- [SOURCE]:
Building capacity to help Africa trade better

tralac’s Daily News Selection


tralac’s Daily News Selection

tralac’s Daily News Selection
Photo credit: Bloomberg

Africa and the 11th WTO Ministerial Conference: four updates

(i) Yesterday in Marrakech: Ministerial meeting of the KENSA Group (trade ministers from Kenya, Egypt, Nigeria, South Africa)

(ii) The WTO Informal Ministerial, hosted by Morocco, is part of a series of preparatory meetings leading to the 11th WTO Ministerial Conference to be held in Buenos Aires in December 2017. The meeting, now underway, will provide a platform for exchange of views and guidance on possible outcomes at MC11. This meeting follows the Informal Africa Ministers of Trade meeting that was jointly hosted by South Africa and the AUC on 18 September in Addis Ababa.

- [GIVEN MATERIAL]:
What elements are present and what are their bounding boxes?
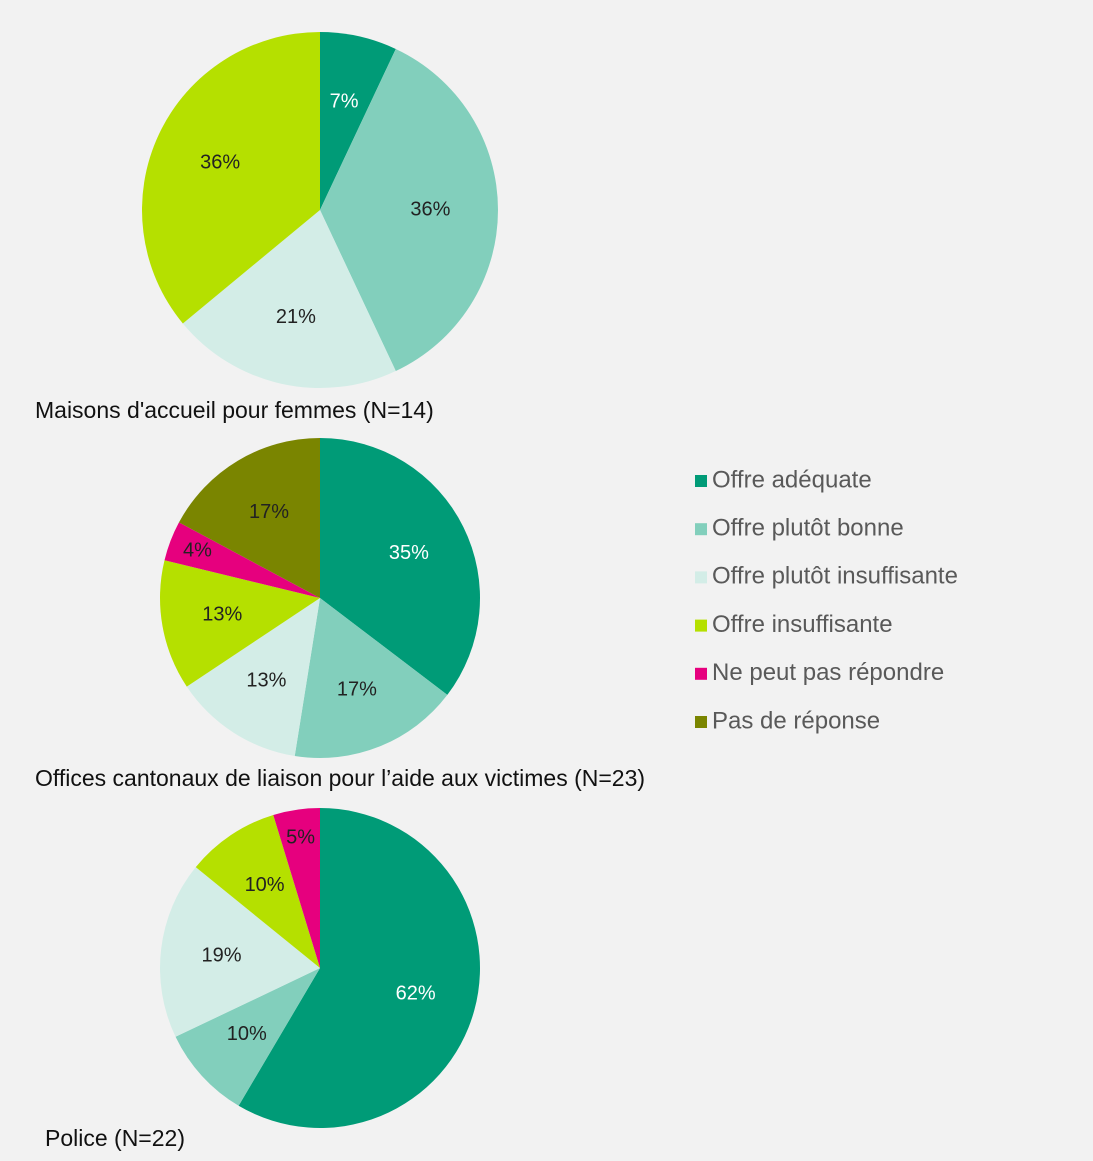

- [AIM OF THE TASK]:
In the trade news text above, reproduce the passage that begins at the words "Africa and the 11th" and stops after "in Addis Ababa.", updating it so that "Unofficial" replaces each "Informal".

- [EXERCISE ANSWER]:
Africa and the 11th WTO Ministerial Conference: four updates

(i) Yesterday in Marrakech: Ministerial meeting of the KENSA Group (trade ministers from Kenya, Egypt, Nigeria, South Africa)

(ii) The WTO Unofficial Ministerial, hosted by Morocco, is part of a series of preparatory meetings leading to the 11th WTO Ministerial Conference to be held in Buenos Aires in December 2017. The meeting, now underway, will provide a platform for exchange of views and guidance on possible outcomes at MC11. This meeting follows the Unofficial Africa Ministers of Trade meeting that was jointly hosted by South Africa and the AUC on 18 September in Addis Ababa.